| EXERCISE DESCRIPTION |
Scan the entries below. List each line with "Глава".

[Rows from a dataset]
- - - -

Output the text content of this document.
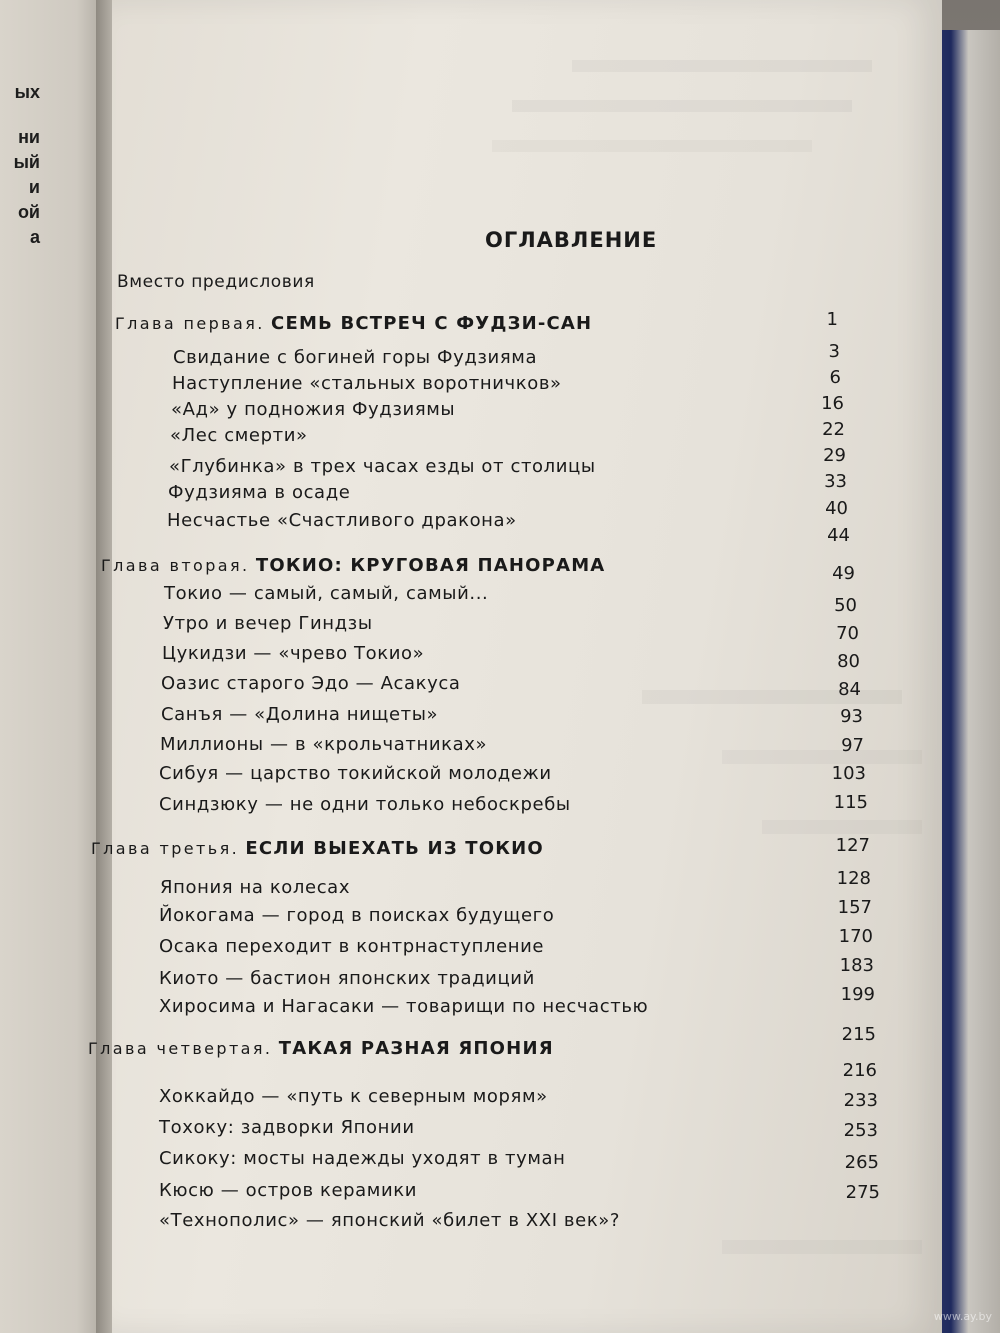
ых
ни
ый
и
ой
а	ОГЛАВЛЕНИЕ
Вместо предисловия
Глава первая. СЕМЬ ВСТРЕЧ С ФУДЗИ-САН
Свидание с богиней горы Фудзияма
Наступление «стальных воротничков»
«Ад» у подножия Фудзиямы
«Лес смерти»
«Глубинка» в трех часах езды от столицы
Фудзияма в осаде
Несчастье «Счастливого дракона»
Глава вторая. ТОКИО: КРУГОВАЯ ПАНОРАМА
Токио — самый, самый, самый...
Утро и вечер Гиндзы
Цукидзи — «чрево Токио»
Оазис старого Эдо — Асакуса
Санъя — «Долина нищеты»
Миллионы — в «крольчатниках»
Сибуя — царство токийской молодежи
Синдзюку — не одни только небоскребы
Глава третья. ЕСЛИ ВЫЕХАТЬ ИЗ ТОКИО
Япония на колесах
Йокогама — город в поисках будущего
Осака переходит в контрнаступление
Киото — бастион японских традиций
Хиросима и Нагасаки — товарищи по несчастью
Глава четвертая. ТАКАЯ РАЗНАЯ ЯПОНИЯ
Хоккайдо — «путь к северным морям»
Тохоку: задворки Японии
Сикоку: мосты надежды уходят в туман
Кюсю — остров керамики
«Технополис» — японский «билет в XXI век»?
1
3
6
16
22
29
33
40
44
49
50
70
80
84
93
97
103
115
127
128
157
170
183
199
215
216
233
253
265
275
www.ay.by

- - - -

| FINISHED ANSWER |
Глава первая. СЕМЬ ВСТРЕЧ С ФУДЗИ-САН
Глава вторая. ТОКИО: КРУГОВАЯ ПАНОРАМА
Глава третья. ЕСЛИ ВЫЕХАТЬ ИЗ ТОКИО
Глава четвертая. ТАКАЯ РАЗНАЯ ЯПОНИЯ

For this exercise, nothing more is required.